Alla conferenza si discussero le rivendicazioni tedesche sulla regione cecoslovacca dei Sudeti, abitata prevalentemente da popolazione di lingua tedesca, i cosiddetti Sudetendeutsche. La conferenza si concluse con un accordo che portò all'annessione alla Germania di vasti territori della Cecoslovacchia con il benestare delle potenze democratiche che, fedeli alla politica di appeasement, credettero di aver raggiunto un compromesso per una pace duratura, accontentando le mire espansionistiche di Hitler. Tuttavia, nonostante Francia, Regno Unito e Cecoslovacchia fossero alleate, nessun rappresentante cecoslovacco fu coinvolto nelle trattative e l'accordo fu etichettato a Praga come "diktat di Monaco" (Mnichovský diktát) o anche "tradimento di Monaco" (Mnichovská zrada)[2][N 1].

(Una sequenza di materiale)
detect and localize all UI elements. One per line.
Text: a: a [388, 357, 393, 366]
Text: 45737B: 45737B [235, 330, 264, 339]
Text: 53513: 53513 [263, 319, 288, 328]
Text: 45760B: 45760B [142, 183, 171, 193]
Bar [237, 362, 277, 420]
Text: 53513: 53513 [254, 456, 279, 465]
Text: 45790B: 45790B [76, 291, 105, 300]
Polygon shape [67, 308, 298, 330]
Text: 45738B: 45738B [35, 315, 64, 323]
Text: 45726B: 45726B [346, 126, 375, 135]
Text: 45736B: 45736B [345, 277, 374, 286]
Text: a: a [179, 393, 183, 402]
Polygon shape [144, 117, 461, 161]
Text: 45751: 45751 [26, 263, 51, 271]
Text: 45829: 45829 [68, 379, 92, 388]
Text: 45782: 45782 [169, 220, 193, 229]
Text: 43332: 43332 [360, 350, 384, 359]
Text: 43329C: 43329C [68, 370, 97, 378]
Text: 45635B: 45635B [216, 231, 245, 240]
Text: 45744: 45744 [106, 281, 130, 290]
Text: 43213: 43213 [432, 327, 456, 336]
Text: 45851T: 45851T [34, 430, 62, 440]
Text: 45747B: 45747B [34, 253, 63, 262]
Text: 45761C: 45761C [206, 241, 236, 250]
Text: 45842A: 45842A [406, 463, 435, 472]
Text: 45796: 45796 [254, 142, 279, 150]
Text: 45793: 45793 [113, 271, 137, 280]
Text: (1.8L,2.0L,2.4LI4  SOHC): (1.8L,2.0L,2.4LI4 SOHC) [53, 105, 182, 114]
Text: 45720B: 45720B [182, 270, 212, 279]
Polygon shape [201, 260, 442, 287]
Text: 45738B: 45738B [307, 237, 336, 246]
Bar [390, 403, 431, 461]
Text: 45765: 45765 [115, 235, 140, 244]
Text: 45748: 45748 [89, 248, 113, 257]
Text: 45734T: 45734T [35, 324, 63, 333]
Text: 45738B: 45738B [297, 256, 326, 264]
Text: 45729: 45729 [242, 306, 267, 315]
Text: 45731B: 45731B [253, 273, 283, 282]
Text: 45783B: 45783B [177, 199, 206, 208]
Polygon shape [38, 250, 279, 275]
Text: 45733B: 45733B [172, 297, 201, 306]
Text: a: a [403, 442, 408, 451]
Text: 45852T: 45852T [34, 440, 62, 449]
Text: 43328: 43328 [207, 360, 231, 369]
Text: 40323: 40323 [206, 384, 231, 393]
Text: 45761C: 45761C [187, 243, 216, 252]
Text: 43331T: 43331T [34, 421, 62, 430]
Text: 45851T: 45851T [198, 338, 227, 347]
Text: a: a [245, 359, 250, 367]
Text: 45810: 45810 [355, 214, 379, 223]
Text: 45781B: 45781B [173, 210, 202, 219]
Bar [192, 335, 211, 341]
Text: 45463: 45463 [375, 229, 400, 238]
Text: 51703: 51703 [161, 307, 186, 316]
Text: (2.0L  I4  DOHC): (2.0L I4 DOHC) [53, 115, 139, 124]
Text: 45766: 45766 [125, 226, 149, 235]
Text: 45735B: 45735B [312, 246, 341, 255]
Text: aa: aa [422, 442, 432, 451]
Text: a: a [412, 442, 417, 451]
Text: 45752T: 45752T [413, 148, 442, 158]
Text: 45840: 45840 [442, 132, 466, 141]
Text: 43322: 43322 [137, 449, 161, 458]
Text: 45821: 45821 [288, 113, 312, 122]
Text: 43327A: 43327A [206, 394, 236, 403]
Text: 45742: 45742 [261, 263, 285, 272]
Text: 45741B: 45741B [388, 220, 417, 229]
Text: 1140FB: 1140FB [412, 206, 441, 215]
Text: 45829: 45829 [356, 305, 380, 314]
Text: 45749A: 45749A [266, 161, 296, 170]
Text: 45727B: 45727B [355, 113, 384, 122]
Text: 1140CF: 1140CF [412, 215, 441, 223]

Consegna:
Secondo il brano citato sulla conferenza di Monaco, per quale motivo le potenze democratiche diedero il loro benestare all'annessione alla Germania di vasti territori della Cecoslovacchia? Rispondi in una o due frasi.

Risposta:
Le potenze democratiche, fedeli alla politica di appeasement, credettero di aver raggiunto un compromesso per una pace duratura. Ritenevano di ottenerlo accontentando le mire espansionistiche di Hitler.